* start Extracted records *

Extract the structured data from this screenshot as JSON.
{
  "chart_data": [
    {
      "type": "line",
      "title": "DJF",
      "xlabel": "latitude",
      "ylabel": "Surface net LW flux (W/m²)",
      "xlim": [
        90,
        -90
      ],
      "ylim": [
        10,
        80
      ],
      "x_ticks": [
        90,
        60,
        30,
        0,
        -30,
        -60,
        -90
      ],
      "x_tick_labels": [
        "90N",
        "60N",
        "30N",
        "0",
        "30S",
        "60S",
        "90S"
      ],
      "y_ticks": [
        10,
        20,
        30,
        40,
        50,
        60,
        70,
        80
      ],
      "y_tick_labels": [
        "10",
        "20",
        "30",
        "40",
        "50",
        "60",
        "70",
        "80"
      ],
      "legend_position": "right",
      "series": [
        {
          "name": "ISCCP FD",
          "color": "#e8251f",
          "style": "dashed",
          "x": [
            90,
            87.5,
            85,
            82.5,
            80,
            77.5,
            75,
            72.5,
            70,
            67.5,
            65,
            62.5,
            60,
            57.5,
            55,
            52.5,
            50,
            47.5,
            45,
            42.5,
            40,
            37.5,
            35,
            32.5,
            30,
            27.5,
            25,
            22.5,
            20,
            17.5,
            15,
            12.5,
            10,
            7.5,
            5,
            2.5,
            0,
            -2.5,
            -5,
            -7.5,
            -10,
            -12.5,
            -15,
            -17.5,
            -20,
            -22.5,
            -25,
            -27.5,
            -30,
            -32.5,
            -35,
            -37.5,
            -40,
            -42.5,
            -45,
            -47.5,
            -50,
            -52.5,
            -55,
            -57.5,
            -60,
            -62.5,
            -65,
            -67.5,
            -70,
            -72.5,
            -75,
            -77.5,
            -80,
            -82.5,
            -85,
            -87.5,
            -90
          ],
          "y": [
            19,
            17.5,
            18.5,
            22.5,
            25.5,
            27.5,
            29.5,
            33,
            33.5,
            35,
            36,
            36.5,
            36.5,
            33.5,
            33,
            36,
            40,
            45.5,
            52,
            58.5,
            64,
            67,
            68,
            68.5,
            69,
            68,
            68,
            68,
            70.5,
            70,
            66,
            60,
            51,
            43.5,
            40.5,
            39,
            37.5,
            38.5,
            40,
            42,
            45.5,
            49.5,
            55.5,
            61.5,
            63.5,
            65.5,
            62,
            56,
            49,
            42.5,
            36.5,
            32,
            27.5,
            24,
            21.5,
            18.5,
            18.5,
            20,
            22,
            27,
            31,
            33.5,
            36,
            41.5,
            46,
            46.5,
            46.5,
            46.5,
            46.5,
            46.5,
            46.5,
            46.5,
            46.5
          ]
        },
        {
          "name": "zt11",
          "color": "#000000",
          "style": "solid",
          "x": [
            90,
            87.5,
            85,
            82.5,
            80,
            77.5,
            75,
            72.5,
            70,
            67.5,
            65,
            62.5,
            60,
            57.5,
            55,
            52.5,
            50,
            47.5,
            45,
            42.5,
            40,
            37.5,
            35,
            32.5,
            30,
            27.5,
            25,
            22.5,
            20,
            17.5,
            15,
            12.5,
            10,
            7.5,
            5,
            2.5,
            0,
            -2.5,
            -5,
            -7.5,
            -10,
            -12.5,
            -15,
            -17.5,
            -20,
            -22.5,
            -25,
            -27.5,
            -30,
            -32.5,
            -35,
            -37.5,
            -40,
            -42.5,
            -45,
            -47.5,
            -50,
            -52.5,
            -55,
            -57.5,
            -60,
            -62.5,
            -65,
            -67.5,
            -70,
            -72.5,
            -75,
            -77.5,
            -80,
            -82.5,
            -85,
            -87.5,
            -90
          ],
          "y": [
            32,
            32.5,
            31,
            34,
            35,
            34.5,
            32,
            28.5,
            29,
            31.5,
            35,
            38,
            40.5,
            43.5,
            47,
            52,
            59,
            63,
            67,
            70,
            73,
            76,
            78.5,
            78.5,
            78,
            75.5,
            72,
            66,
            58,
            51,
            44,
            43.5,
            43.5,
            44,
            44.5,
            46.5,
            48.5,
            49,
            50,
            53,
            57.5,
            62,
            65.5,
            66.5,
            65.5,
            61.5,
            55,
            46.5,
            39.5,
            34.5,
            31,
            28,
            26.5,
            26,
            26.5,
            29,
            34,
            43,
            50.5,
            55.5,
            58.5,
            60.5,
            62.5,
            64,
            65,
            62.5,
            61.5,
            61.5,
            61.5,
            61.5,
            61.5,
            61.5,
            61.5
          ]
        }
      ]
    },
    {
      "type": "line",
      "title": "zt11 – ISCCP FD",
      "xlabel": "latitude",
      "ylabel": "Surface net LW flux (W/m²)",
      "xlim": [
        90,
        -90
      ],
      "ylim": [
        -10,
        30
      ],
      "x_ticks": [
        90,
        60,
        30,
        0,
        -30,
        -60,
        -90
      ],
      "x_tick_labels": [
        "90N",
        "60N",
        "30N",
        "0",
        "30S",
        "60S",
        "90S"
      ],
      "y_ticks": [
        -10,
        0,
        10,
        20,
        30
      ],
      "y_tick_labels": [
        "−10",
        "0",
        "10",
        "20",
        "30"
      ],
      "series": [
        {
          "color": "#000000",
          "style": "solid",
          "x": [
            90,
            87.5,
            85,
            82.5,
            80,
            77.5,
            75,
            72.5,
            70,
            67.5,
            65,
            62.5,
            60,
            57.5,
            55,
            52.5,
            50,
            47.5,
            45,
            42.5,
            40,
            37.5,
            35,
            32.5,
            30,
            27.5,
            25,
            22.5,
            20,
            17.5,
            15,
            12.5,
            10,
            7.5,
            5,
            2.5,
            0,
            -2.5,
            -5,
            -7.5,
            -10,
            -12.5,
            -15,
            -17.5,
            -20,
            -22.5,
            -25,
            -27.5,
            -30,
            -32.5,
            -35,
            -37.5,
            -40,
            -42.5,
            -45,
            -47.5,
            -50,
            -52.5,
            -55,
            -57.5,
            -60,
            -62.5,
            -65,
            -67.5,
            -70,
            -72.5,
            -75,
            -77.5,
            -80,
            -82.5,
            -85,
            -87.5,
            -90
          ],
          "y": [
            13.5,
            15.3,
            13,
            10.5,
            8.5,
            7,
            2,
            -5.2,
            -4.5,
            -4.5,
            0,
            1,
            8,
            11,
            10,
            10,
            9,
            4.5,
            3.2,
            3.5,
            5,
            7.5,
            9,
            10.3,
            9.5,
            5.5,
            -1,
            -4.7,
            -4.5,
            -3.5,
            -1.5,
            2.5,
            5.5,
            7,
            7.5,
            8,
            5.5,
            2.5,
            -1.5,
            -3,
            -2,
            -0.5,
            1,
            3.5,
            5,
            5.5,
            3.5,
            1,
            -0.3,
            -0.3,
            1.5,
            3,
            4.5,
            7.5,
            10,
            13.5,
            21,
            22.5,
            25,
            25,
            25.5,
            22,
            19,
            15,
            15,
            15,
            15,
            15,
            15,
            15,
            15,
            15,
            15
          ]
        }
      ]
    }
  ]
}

* end Extracted records *

Job
Return every record, word for word.

Result
Extract the structured data from this screenshot as JSON.
{
  "chart_data": [
    {
      "type": "line",
      "title": "DJF",
      "xlabel": "latitude",
      "ylabel": "Surface net LW flux (W/m²)",
      "xlim": [
        90,
        -90
      ],
      "ylim": [
        10,
        80
      ],
      "x_ticks": [
        90,
        60,
        30,
        0,
        -30,
        -60,
        -90
      ],
      "x_tick_labels": [
        "90N",
        "60N",
        "30N",
        "0",
        "30S",
        "60S",
        "90S"
      ],
      "y_ticks": [
        10,
        20,
        30,
        40,
        50,
        60,
        70,
        80
      ],
      "y_tick_labels": [
        "10",
        "20",
        "30",
        "40",
        "50",
        "60",
        "70",
        "80"
      ],
      "legend_position": "right",
      "series": [
        {
          "name": "ISCCP FD",
          "color": "#e8251f",
          "style": "dashed",
          "x": [
            90,
            87.5,
            85,
            82.5,
            80,
            77.5,
            75,
            72.5,
            70,
            67.5,
            65,
            62.5,
            60,
            57.5,
            55,
            52.5,
            50,
            47.5,
            45,
            42.5,
            40,
            37.5,
            35,
            32.5,
            30,
            27.5,
            25,
            22.5,
            20,
            17.5,
            15,
            12.5,
            10,
            7.5,
            5,
            2.5,
            0,
            -2.5,
            -5,
            -7.5,
            -10,
            -12.5,
            -15,
            -17.5,
            -20,
            -22.5,
            -25,
            -27.5,
            -30,
            -32.5,
            -35,
            -37.5,
            -40,
            -42.5,
            -45,
            -47.5,
            -50,
            -52.5,
            -55,
            -57.5,
            -60,
            -62.5,
            -65,
            -67.5,
            -70,
            -72.5,
            -75,
            -77.5,
            -80,
            -82.5,
            -85,
            -87.5,
            -90
          ],
          "y": [
            19,
            17.5,
            18.5,
            22.5,
            25.5,
            27.5,
            29.5,
            33,
            33.5,
            35,
            36,
            36.5,
            36.5,
            33.5,
            33,
            36,
            40,
            45.5,
            52,
            58.5,
            64,
            67,
            68,
            68.5,
            69,
            68,
            68,
            68,
            70.5,
            70,
            66,
            60,
            51,
            43.5,
            40.5,
            39,
            37.5,
            38.5,
            40,
            42,
            45.5,
            49.5,
            55.5,
            61.5,
            63.5,
            65.5,
            62,
            56,
            49,
            42.5,
            36.5,
            32,
            27.5,
            24,
            21.5,
            18.5,
            18.5,
            20,
            22,
            27,
            31,
            33.5,
            36,
            41.5,
            46,
            46.5,
            46.5,
            46.5,
            46.5,
            46.5,
            46.5,
            46.5,
            46.5
          ]
        },
        {
          "name": "zt11",
          "color": "#000000",
          "style": "solid",
          "x": [
            90,
            87.5,
            85,
            82.5,
            80,
            77.5,
            75,
            72.5,
            70,
            67.5,
            65,
            62.5,
            60,
            57.5,
            55,
            52.5,
            50,
            47.5,
            45,
            42.5,
            40,
            37.5,
            35,
            32.5,
            30,
            27.5,
            25,
            22.5,
            20,
            17.5,
            15,
            12.5,
            10,
            7.5,
            5,
            2.5,
            0,
            -2.5,
            -5,
            -7.5,
            -10,
            -12.5,
            -15,
            -17.5,
            -20,
            -22.5,
            -25,
            -27.5,
            -30,
            -32.5,
            -35,
            -37.5,
            -40,
            -42.5,
            -45,
            -47.5,
            -50,
            -52.5,
            -55,
            -57.5,
            -60,
            -62.5,
            -65,
            -67.5,
            -70,
            -72.5,
            -75,
            -77.5,
            -80,
            -82.5,
            -85,
            -87.5,
            -90
          ],
          "y": [
            32,
            32.5,
            31,
            34,
            35,
            34.5,
            32,
            28.5,
            29,
            31.5,
            35,
            38,
            40.5,
            43.5,
            47,
            52,
            59,
            63,
            67,
            70,
            73,
            76,
            78.5,
            78.5,
            78,
            75.5,
            72,
            66,
            58,
            51,
            44,
            43.5,
            43.5,
            44,
            44.5,
            46.5,
            48.5,
            49,
            50,
            53,
            57.5,
            62,
            65.5,
            66.5,
            65.5,
            61.5,
            55,
            46.5,
            39.5,
            34.5,
            31,
            28,
            26.5,
            26,
            26.5,
            29,
            34,
            43,
            50.5,
            55.5,
            58.5,
            60.5,
            62.5,
            64,
            65,
            62.5,
            61.5,
            61.5,
            61.5,
            61.5,
            61.5,
            61.5,
            61.5
          ]
        }
      ]
    },
    {
      "type": "line",
      "title": "zt11 – ISCCP FD",
      "xlabel": "latitude",
      "ylabel": "Surface net LW flux (W/m²)",
      "xlim": [
        90,
        -90
      ],
      "ylim": [
        -10,
        30
      ],
      "x_ticks": [
        90,
        60,
        30,
        0,
        -30,
        -60,
        -90
      ],
      "x_tick_labels": [
        "90N",
        "60N",
        "30N",
        "0",
        "30S",
        "60S",
        "90S"
      ],
      "y_ticks": [
        -10,
        0,
        10,
        20,
        30
      ],
      "y_tick_labels": [
        "−10",
        "0",
        "10",
        "20",
        "30"
      ],
      "series": [
        {
          "color": "#000000",
          "style": "solid",
          "x": [
            90,
            87.5,
            85,
            82.5,
            80,
            77.5,
            75,
            72.5,
            70,
            67.5,
            65,
            62.5,
            60,
            57.5,
            55,
            52.5,
            50,
            47.5,
            45,
            42.5,
            40,
            37.5,
            35,
            32.5,
            30,
            27.5,
            25,
            22.5,
            20,
            17.5,
            15,
            12.5,
            10,
            7.5,
            5,
            2.5,
            0,
            -2.5,
            -5,
            -7.5,
            -10,
            -12.5,
            -15,
            -17.5,
            -20,
            -22.5,
            -25,
            -27.5,
            -30,
            -32.5,
            -35,
            -37.5,
            -40,
            -42.5,
            -45,
            -47.5,
            -50,
            -52.5,
            -55,
            -57.5,
            -60,
            -62.5,
            -65,
            -67.5,
            -70,
            -72.5,
            -75,
            -77.5,
            -80,
            -82.5,
            -85,
            -87.5,
            -90
          ],
          "y": [
            13.5,
            15.3,
            13,
            10.5,
            8.5,
            7,
            2,
            -5.2,
            -4.5,
            -4.5,
            0,
            1,
            8,
            11,
            10,
            10,
            9,
            4.5,
            3.2,
            3.5,
            5,
            7.5,
            9,
            10.3,
            9.5,
            5.5,
            -1,
            -4.7,
            -4.5,
            -3.5,
            -1.5,
            2.5,
            5.5,
            7,
            7.5,
            8,
            5.5,
            2.5,
            -1.5,
            -3,
            -2,
            -0.5,
            1,
            3.5,
            5,
            5.5,
            3.5,
            1,
            -0.3,
            -0.3,
            1.5,
            3,
            4.5,
            7.5,
            10,
            13.5,
            21,
            22.5,
            25,
            25,
            25.5,
            22,
            19,
            15,
            15,
            15,
            15,
            15,
            15,
            15,
            15,
            15,
            15
          ]
        }
      ]
    }
  ]
}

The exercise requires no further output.